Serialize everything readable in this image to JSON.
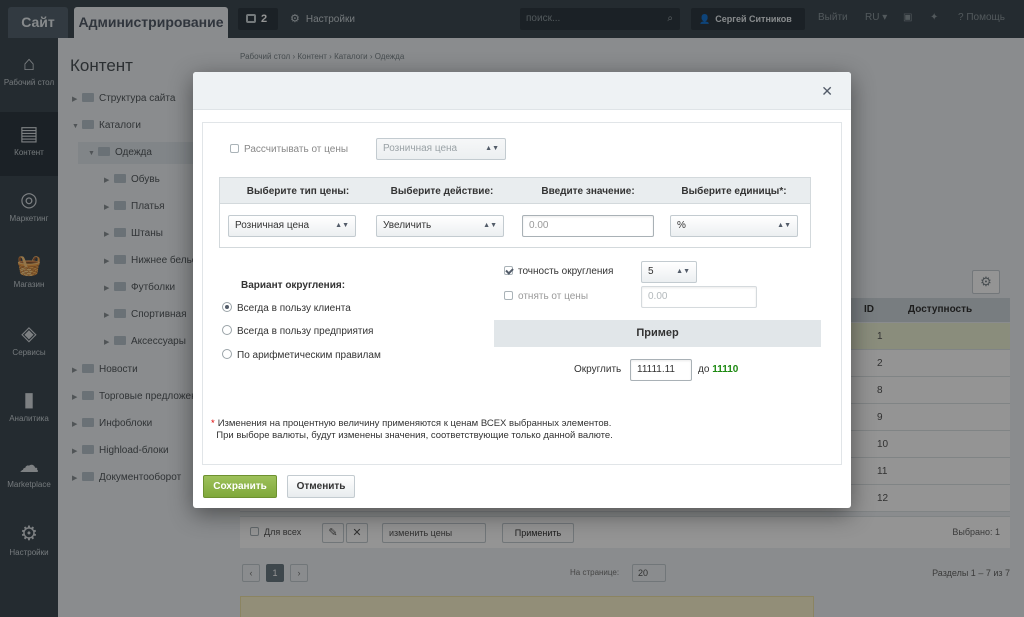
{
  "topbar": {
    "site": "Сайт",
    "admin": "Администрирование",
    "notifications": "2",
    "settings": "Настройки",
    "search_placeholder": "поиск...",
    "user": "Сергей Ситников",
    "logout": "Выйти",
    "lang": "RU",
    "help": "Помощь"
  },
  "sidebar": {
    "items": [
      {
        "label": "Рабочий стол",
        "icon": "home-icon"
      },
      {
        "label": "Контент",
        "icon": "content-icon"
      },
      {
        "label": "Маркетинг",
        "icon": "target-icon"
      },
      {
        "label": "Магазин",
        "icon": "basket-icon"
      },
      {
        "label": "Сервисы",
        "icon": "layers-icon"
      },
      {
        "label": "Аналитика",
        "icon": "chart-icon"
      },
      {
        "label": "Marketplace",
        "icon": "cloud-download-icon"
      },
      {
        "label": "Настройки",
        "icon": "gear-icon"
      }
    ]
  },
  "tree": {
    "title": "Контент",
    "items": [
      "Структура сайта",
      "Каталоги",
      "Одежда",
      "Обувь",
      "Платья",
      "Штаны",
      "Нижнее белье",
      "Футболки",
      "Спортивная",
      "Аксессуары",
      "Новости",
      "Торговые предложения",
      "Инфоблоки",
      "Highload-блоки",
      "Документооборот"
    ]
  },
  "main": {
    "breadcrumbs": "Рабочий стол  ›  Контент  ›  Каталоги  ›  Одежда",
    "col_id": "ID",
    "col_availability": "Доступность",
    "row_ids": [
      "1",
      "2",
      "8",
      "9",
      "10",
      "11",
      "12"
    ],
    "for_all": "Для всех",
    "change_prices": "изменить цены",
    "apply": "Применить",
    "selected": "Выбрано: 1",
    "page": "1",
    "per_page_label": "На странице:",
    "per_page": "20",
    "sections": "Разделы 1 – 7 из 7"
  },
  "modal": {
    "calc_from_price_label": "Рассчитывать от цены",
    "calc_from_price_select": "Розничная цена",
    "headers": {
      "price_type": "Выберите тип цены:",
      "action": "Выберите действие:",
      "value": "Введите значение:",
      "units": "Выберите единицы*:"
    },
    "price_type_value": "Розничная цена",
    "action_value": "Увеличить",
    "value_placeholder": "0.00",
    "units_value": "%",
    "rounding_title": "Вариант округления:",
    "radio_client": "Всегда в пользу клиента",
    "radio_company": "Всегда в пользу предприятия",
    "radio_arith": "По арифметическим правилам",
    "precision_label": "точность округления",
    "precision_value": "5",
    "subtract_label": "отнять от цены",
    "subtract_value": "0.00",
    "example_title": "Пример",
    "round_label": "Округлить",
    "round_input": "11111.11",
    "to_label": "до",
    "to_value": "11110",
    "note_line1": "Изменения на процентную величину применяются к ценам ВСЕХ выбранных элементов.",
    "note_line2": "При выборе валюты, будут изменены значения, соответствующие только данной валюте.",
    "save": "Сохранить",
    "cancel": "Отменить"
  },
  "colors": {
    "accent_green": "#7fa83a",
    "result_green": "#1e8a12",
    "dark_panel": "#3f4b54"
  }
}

#####

* DO THIS *
Your job is to transcribe the entries above exactly; skip the pictures.

* OUTPUT BELOW *
Serialize everything readable in this image to JSON.
{
  "topbar": {
    "site": "Сайт",
    "admin": "Администрирование",
    "notifications": "2",
    "settings": "Настройки",
    "search_placeholder": "поиск...",
    "user": "Сергей Ситников",
    "logout": "Выйти",
    "lang": "RU",
    "help": "Помощь"
  },
  "sidebar": {
    "items": [
      {
        "label": "Рабочий стол",
        "icon": "home-icon"
      },
      {
        "label": "Контент",
        "icon": "content-icon"
      },
      {
        "label": "Маркетинг",
        "icon": "target-icon"
      },
      {
        "label": "Магазин",
        "icon": "basket-icon"
      },
      {
        "label": "Сервисы",
        "icon": "layers-icon"
      },
      {
        "label": "Аналитика",
        "icon": "chart-icon"
      },
      {
        "label": "Marketplace",
        "icon": "cloud-download-icon"
      },
      {
        "label": "Настройки",
        "icon": "gear-icon"
      }
    ]
  },
  "tree": {
    "title": "Контент",
    "items": [
      "Структура сайта",
      "Каталоги",
      "Одежда",
      "Обувь",
      "Платья",
      "Штаны",
      "Нижнее белье",
      "Футболки",
      "Спортивная",
      "Аксессуары",
      "Новости",
      "Торговые предложения",
      "Инфоблоки",
      "Highload-блоки",
      "Документооборот"
    ]
  },
  "main": {
    "breadcrumbs": "Рабочий стол  ›  Контент  ›  Каталоги  ›  Одежда",
    "col_id": "ID",
    "col_availability": "Доступность",
    "row_ids": [
      "1",
      "2",
      "8",
      "9",
      "10",
      "11",
      "12"
    ],
    "for_all": "Для всех",
    "change_prices": "изменить цены",
    "apply": "Применить",
    "selected": "Выбрано: 1",
    "page": "1",
    "per_page_label": "На странице:",
    "per_page": "20",
    "sections": "Разделы 1 – 7 из 7"
  },
  "modal": {
    "calc_from_price_label": "Рассчитывать от цены",
    "calc_from_price_select": "Розничная цена",
    "headers": {
      "price_type": "Выберите тип цены:",
      "action": "Выберите действие:",
      "value": "Введите значение:",
      "units": "Выберите единицы*:"
    },
    "price_type_value": "Розничная цена",
    "action_value": "Увеличить",
    "value_placeholder": "0.00",
    "units_value": "%",
    "rounding_title": "Вариант округления:",
    "radio_client": "Всегда в пользу клиента",
    "radio_company": "Всегда в пользу предприятия",
    "radio_arith": "По арифметическим правилам",
    "precision_label": "точность округления",
    "precision_value": "5",
    "subtract_label": "отнять от цены",
    "subtract_value": "0.00",
    "example_title": "Пример",
    "round_label": "Округлить",
    "round_input": "11111.11",
    "to_label": "до",
    "to_value": "11110",
    "note_line1": "Изменения на процентную величину применяются к ценам ВСЕХ выбранных элементов.",
    "note_line2": "При выборе валюты, будут изменены значения, соответствующие только данной валюте.",
    "save": "Сохранить",
    "cancel": "Отменить"
  },
  "colors": {
    "accent_green": "#7fa83a",
    "result_green": "#1e8a12",
    "dark_panel": "#3f4b54"
  }
}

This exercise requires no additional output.